[Items listed in a dataset]
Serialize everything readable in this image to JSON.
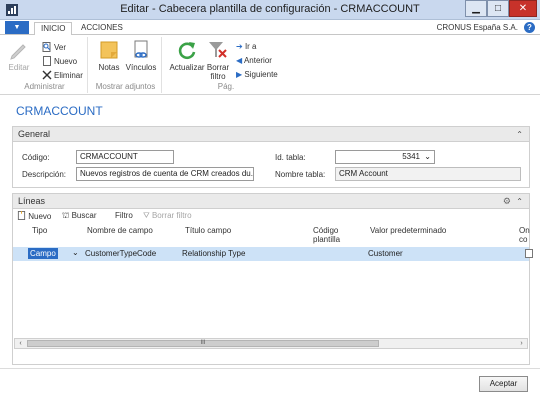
{
  "window": {
    "title": "Editar - Cabecera plantilla de configuración - CRMACCOUNT",
    "minimize": "▁",
    "maximize": "□",
    "close": "✕"
  },
  "tabs": {
    "file_menu": "▼",
    "items": [
      "INICIO",
      "ACCIONES"
    ],
    "company": "CRONUS España S.A.",
    "help": "?"
  },
  "ribbon": {
    "administrar": {
      "label": "Administrar",
      "editar": "Editar",
      "ver": "Ver",
      "nuevo": "Nuevo",
      "eliminar": "Eliminar"
    },
    "adjuntos": {
      "label": "Mostrar adjuntos",
      "notas": "Notas",
      "vinculos": "Vínculos"
    },
    "pag": {
      "label": "Pág.",
      "actualizar": "Actualizar",
      "borrar_filtro_1": "Borrar",
      "borrar_filtro_2": "filtro",
      "ir_a": "Ir a",
      "anterior": "Anterior",
      "siguiente": "Siguiente"
    }
  },
  "page_title": "CRMACCOUNT",
  "general": {
    "header": "General",
    "codigo_label": "Código:",
    "codigo_value": "CRMACCOUNT",
    "descripcion_label": "Descripción:",
    "descripcion_value": "Nuevos registros de cuenta de CRM creados du...",
    "id_tabla_label": "Id. tabla:",
    "id_tabla_value": "5341",
    "nombre_tabla_label": "Nombre tabla:",
    "nombre_tabla_value": "CRM Account"
  },
  "lineas": {
    "header": "Líneas",
    "toolbar": {
      "nuevo": "Nuevo",
      "buscar": "Buscar",
      "filtro": "Filtro",
      "borrar_filtro": "Borrar filtro"
    },
    "columns": {
      "tipo": "Tipo",
      "nombre_campo": "Nombre de campo",
      "titulo_campo": "Título campo",
      "codigo_plantilla_1": "Código",
      "codigo_plantilla_2": "plantilla",
      "valor_predeterminado": "Valor predeterminado",
      "on_1": "On",
      "on_2": "co"
    },
    "rows": [
      {
        "tipo": "Campo",
        "nombre_campo": "CustomerTypeCode",
        "titulo_campo": "Relationship Type",
        "codigo_plantilla": "",
        "valor_predeterminado": "Customer"
      }
    ],
    "scroll_thumb": "III"
  },
  "accept_button": "Aceptar",
  "colors": {
    "accent": "#2b6cc4",
    "selected_row": "#cde2f7",
    "titlebar": "#c9d8ee",
    "close": "#c7322a"
  }
}
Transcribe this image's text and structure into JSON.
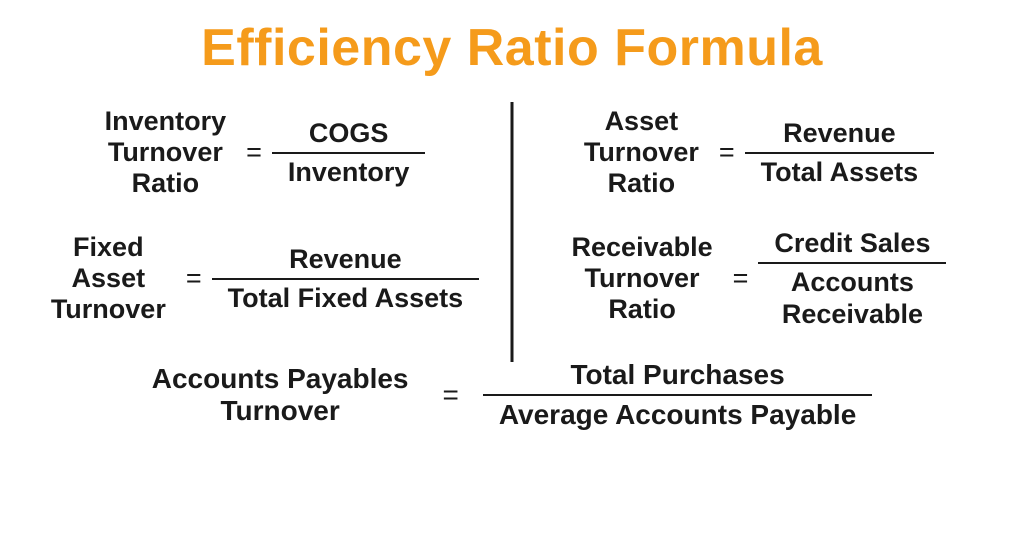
{
  "title": "Efficiency Ratio Formula",
  "formulas": {
    "f1": {
      "name_line1": "Inventory",
      "name_line2": "Turnover",
      "name_line3": "Ratio",
      "numerator": "COGS",
      "denominator": "Inventory"
    },
    "f2": {
      "name_line1": "Asset",
      "name_line2": "Turnover",
      "name_line3": "Ratio",
      "numerator": "Revenue",
      "denominator": "Total Assets"
    },
    "f3": {
      "name_line1": "Fixed",
      "name_line2": "Asset",
      "name_line3": "Turnover",
      "numerator": "Revenue",
      "denominator": "Total Fixed Assets"
    },
    "f4": {
      "name_line1": "Receivable",
      "name_line2": "Turnover",
      "name_line3": "Ratio",
      "numerator": "Credit Sales",
      "denom_line1": "Accounts",
      "denom_line2": "Receivable"
    },
    "f5": {
      "name_line1": "Accounts Payables",
      "name_line2": "Turnover",
      "numerator": "Total Purchases",
      "denominator": "Average Accounts Payable"
    }
  },
  "equals": "="
}
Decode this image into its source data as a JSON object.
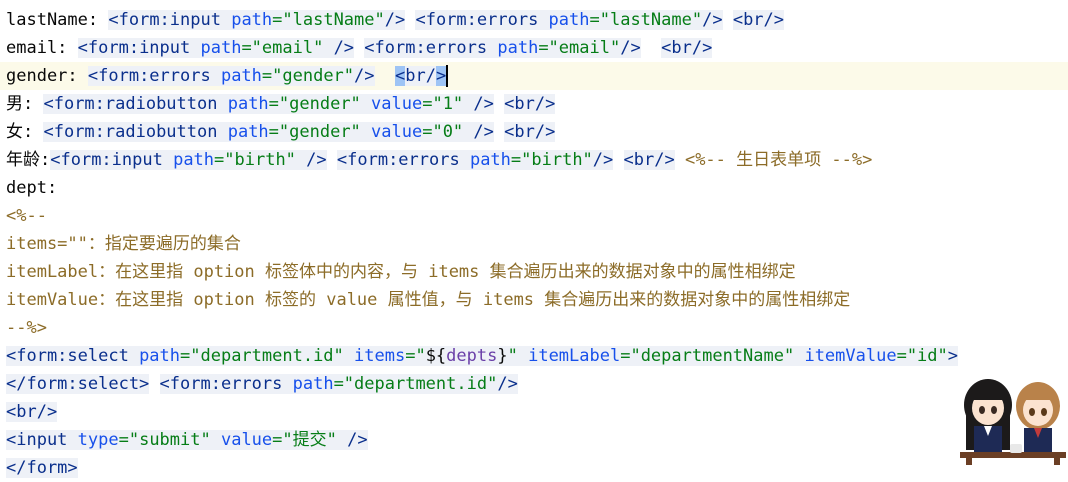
{
  "code_lines": [
    {
      "current": false,
      "tokens": [
        {
          "text": "lastName: ",
          "cls": "c-plain"
        },
        {
          "text": "<",
          "cls": "c-tagname",
          "tag": true
        },
        {
          "text": "form:input",
          "cls": "c-tagname",
          "tag": true
        },
        {
          "text": " path",
          "cls": "c-attr",
          "tag": true
        },
        {
          "text": "=\"lastName\"",
          "cls": "c-str",
          "tag": true
        },
        {
          "text": "/>",
          "cls": "c-tagname",
          "tag": true
        },
        {
          "text": " ",
          "cls": "c-plain"
        },
        {
          "text": "<form:errors",
          "cls": "c-tagname",
          "tag": true
        },
        {
          "text": " path",
          "cls": "c-attr",
          "tag": true
        },
        {
          "text": "=\"lastName\"",
          "cls": "c-str",
          "tag": true
        },
        {
          "text": "/>",
          "cls": "c-tagname",
          "tag": true
        },
        {
          "text": " ",
          "cls": "c-plain"
        },
        {
          "text": "<br/>",
          "cls": "c-tagname",
          "tag": true
        }
      ]
    },
    {
      "current": false,
      "tokens": [
        {
          "text": "email: ",
          "cls": "c-plain"
        },
        {
          "text": "<form:input",
          "cls": "c-tagname",
          "tag": true
        },
        {
          "text": " path",
          "cls": "c-attr",
          "tag": true
        },
        {
          "text": "=\"email\"",
          "cls": "c-str",
          "tag": true
        },
        {
          "text": " />",
          "cls": "c-tagname",
          "tag": true
        },
        {
          "text": " ",
          "cls": "c-plain"
        },
        {
          "text": "<form:errors",
          "cls": "c-tagname",
          "tag": true
        },
        {
          "text": " path",
          "cls": "c-attr",
          "tag": true
        },
        {
          "text": "=\"email\"",
          "cls": "c-str",
          "tag": true
        },
        {
          "text": "/>",
          "cls": "c-tagname",
          "tag": true
        },
        {
          "text": "  ",
          "cls": "c-plain"
        },
        {
          "text": "<br/>",
          "cls": "c-tagname",
          "tag": true
        }
      ]
    },
    {
      "current": true,
      "tokens": [
        {
          "text": "gender: ",
          "cls": "c-plain"
        },
        {
          "text": "<form:errors",
          "cls": "c-tagname",
          "tag": true
        },
        {
          "text": " path",
          "cls": "c-attr",
          "tag": true
        },
        {
          "text": "=\"gender\"",
          "cls": "c-str",
          "tag": true
        },
        {
          "text": "/>",
          "cls": "c-tagname",
          "tag": true
        },
        {
          "text": "  ",
          "cls": "c-plain"
        },
        {
          "text": "<",
          "cls": "c-tagname",
          "tag": true,
          "sel": true
        },
        {
          "text": "br/",
          "cls": "c-tagname",
          "tag": true
        },
        {
          "text": ">",
          "cls": "c-tagname",
          "tag": true,
          "sel": true
        },
        {
          "cursor": true
        }
      ]
    },
    {
      "current": false,
      "tokens": [
        {
          "text": "男: ",
          "cls": "c-plain"
        },
        {
          "text": "<form:radiobutton",
          "cls": "c-tagname",
          "tag": true
        },
        {
          "text": " path",
          "cls": "c-attr",
          "tag": true
        },
        {
          "text": "=\"gender\"",
          "cls": "c-str",
          "tag": true
        },
        {
          "text": " value",
          "cls": "c-attr",
          "tag": true
        },
        {
          "text": "=\"1\"",
          "cls": "c-str",
          "tag": true
        },
        {
          "text": " />",
          "cls": "c-tagname",
          "tag": true
        },
        {
          "text": " ",
          "cls": "c-plain"
        },
        {
          "text": "<br/>",
          "cls": "c-tagname",
          "tag": true
        }
      ]
    },
    {
      "current": false,
      "tokens": [
        {
          "text": "女: ",
          "cls": "c-plain"
        },
        {
          "text": "<form:radiobutton",
          "cls": "c-tagname",
          "tag": true
        },
        {
          "text": " path",
          "cls": "c-attr",
          "tag": true
        },
        {
          "text": "=\"gender\"",
          "cls": "c-str",
          "tag": true
        },
        {
          "text": " value",
          "cls": "c-attr",
          "tag": true
        },
        {
          "text": "=\"0\"",
          "cls": "c-str",
          "tag": true
        },
        {
          "text": " />",
          "cls": "c-tagname",
          "tag": true
        },
        {
          "text": " ",
          "cls": "c-plain"
        },
        {
          "text": "<br/>",
          "cls": "c-tagname",
          "tag": true
        }
      ]
    },
    {
      "current": false,
      "tokens": [
        {
          "text": "年龄:",
          "cls": "c-plain"
        },
        {
          "text": "<form:input",
          "cls": "c-tagname",
          "tag": true
        },
        {
          "text": " path",
          "cls": "c-attr",
          "tag": true
        },
        {
          "text": "=\"birth\"",
          "cls": "c-str",
          "tag": true
        },
        {
          "text": " />",
          "cls": "c-tagname",
          "tag": true
        },
        {
          "text": " ",
          "cls": "c-plain"
        },
        {
          "text": "<form:errors",
          "cls": "c-tagname",
          "tag": true
        },
        {
          "text": " path",
          "cls": "c-attr",
          "tag": true
        },
        {
          "text": "=\"birth\"",
          "cls": "c-str",
          "tag": true
        },
        {
          "text": "/>",
          "cls": "c-tagname",
          "tag": true
        },
        {
          "text": " ",
          "cls": "c-plain"
        },
        {
          "text": "<br/>",
          "cls": "c-tagname",
          "tag": true
        },
        {
          "text": " <%-- 生日表单项 --%>",
          "cls": "c-comment"
        }
      ]
    },
    {
      "current": false,
      "tokens": [
        {
          "text": "dept:",
          "cls": "c-plain"
        }
      ]
    },
    {
      "current": false,
      "tokens": [
        {
          "text": "<%--",
          "cls": "c-comment"
        }
      ]
    },
    {
      "current": false,
      "tokens": [
        {
          "text": "items=\"\"：指定要遍历的集合",
          "cls": "c-comment"
        }
      ]
    },
    {
      "current": false,
      "tokens": [
        {
          "text": "itemLabel：在这里指 option 标签体中的内容，与 items 集合遍历出来的数据对象中的属性相绑定",
          "cls": "c-comment"
        }
      ]
    },
    {
      "current": false,
      "tokens": [
        {
          "text": "itemValue：在这里指 option 标签的 value 属性值，与 items 集合遍历出来的数据对象中的属性相绑定",
          "cls": "c-comment"
        }
      ]
    },
    {
      "current": false,
      "tokens": [
        {
          "text": "--%>",
          "cls": "c-comment"
        }
      ]
    },
    {
      "current": false,
      "tokens": [
        {
          "text": "<form:select",
          "cls": "c-tagname",
          "tag": true
        },
        {
          "text": " path",
          "cls": "c-attr",
          "tag": true
        },
        {
          "text": "=\"department.id\"",
          "cls": "c-str",
          "tag": true
        },
        {
          "text": " items",
          "cls": "c-attr",
          "tag": true
        },
        {
          "text": "=\"",
          "cls": "c-str",
          "tag": true
        },
        {
          "text": "${",
          "cls": "c-plain",
          "tag": true
        },
        {
          "text": "depts",
          "cls": "c-el",
          "tag": true
        },
        {
          "text": "}",
          "cls": "c-plain",
          "tag": true
        },
        {
          "text": "\"",
          "cls": "c-str",
          "tag": true
        },
        {
          "text": " itemLabel",
          "cls": "c-attr",
          "tag": true
        },
        {
          "text": "=\"departmentName\"",
          "cls": "c-str",
          "tag": true
        },
        {
          "text": " itemValue",
          "cls": "c-attr",
          "tag": true
        },
        {
          "text": "=\"id\"",
          "cls": "c-str",
          "tag": true
        },
        {
          "text": ">",
          "cls": "c-tagname",
          "tag": true
        }
      ]
    },
    {
      "current": false,
      "tokens": [
        {
          "text": "</form:select>",
          "cls": "c-tagname",
          "tag": true
        },
        {
          "text": " ",
          "cls": "c-plain"
        },
        {
          "text": "<form:errors",
          "cls": "c-tagname",
          "tag": true
        },
        {
          "text": " path",
          "cls": "c-attr",
          "tag": true
        },
        {
          "text": "=\"department.id\"",
          "cls": "c-str",
          "tag": true
        },
        {
          "text": "/>",
          "cls": "c-tagname",
          "tag": true
        }
      ]
    },
    {
      "current": false,
      "tokens": [
        {
          "text": "<br/>",
          "cls": "c-tagname",
          "tag": true
        }
      ]
    },
    {
      "current": false,
      "tokens": [
        {
          "text": "<input",
          "cls": "c-tagname",
          "tag": true
        },
        {
          "text": " type",
          "cls": "c-attr",
          "tag": true
        },
        {
          "text": "=\"submit\"",
          "cls": "c-str",
          "tag": true
        },
        {
          "text": " value",
          "cls": "c-attr",
          "tag": true
        },
        {
          "text": "=\"提交\"",
          "cls": "c-str",
          "tag": true
        },
        {
          "text": " />",
          "cls": "c-tagname",
          "tag": true
        }
      ]
    },
    {
      "current": false,
      "tokens": [
        {
          "text": "</form>",
          "cls": "c-tagname",
          "tag": true
        }
      ]
    }
  ],
  "mascot_icon": "anime-girls-mascot-icon"
}
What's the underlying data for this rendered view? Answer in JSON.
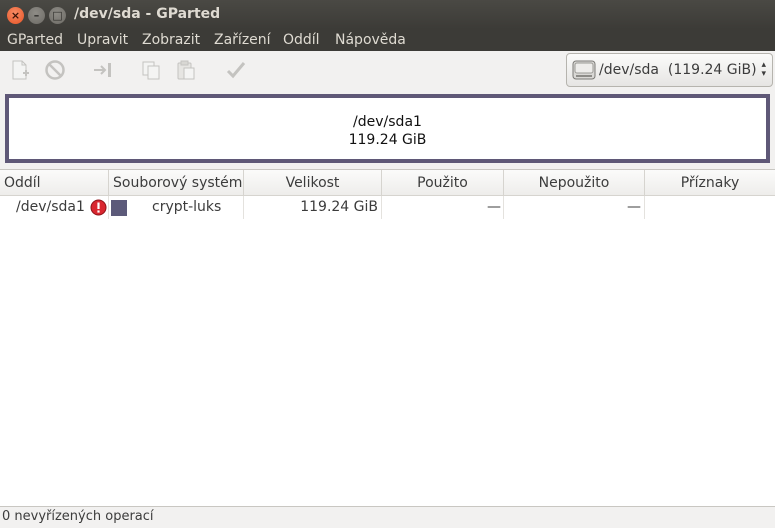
{
  "window": {
    "title": "/dev/sda - GParted",
    "controls": {
      "close": "×",
      "minimize": "–",
      "maximize": "□"
    }
  },
  "menu": [
    "GParted",
    "Upravit",
    "Zobrazit",
    "Zařízení",
    "Oddíl",
    "Nápověda"
  ],
  "toolbar": {
    "icons": [
      "new-partition-icon",
      "delete-partition-icon",
      "resize-move-icon",
      "copy-icon",
      "paste-icon",
      "apply-icon"
    ],
    "device_selector": {
      "value": "/dev/sda  (119.24 GiB)",
      "icon": "hard-disk-icon"
    }
  },
  "disk_map": {
    "partition": "/dev/sda1",
    "size": "119.24 GiB",
    "border_color": "#5f5877"
  },
  "table": {
    "headers": [
      "Oddíl",
      "Souborový systém",
      "Velikost",
      "Použito",
      "Nepoužito",
      "Příznaky"
    ],
    "rows": [
      {
        "partition": "/dev/sda1",
        "warning_icon": "error-icon",
        "filesystem_color": "#5c5a7a",
        "filesystem": "crypt-luks",
        "size": "119.24 GiB",
        "used": "—",
        "unused": "—",
        "flags": ""
      }
    ]
  },
  "status_bar": {
    "text": "0 nevyřízených operací"
  }
}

_TASK DESCRIPTION_
Look through the data above. Each line containing the word "this" needs to be copied.

_TASK ANSWER_
Serialize everything readable in this image to JSON.
Transcribe this image's text and structure into JSON.
Decode this image into its source data as a JSON object.
What's the underlying data for this rendered view? Answer in JSON.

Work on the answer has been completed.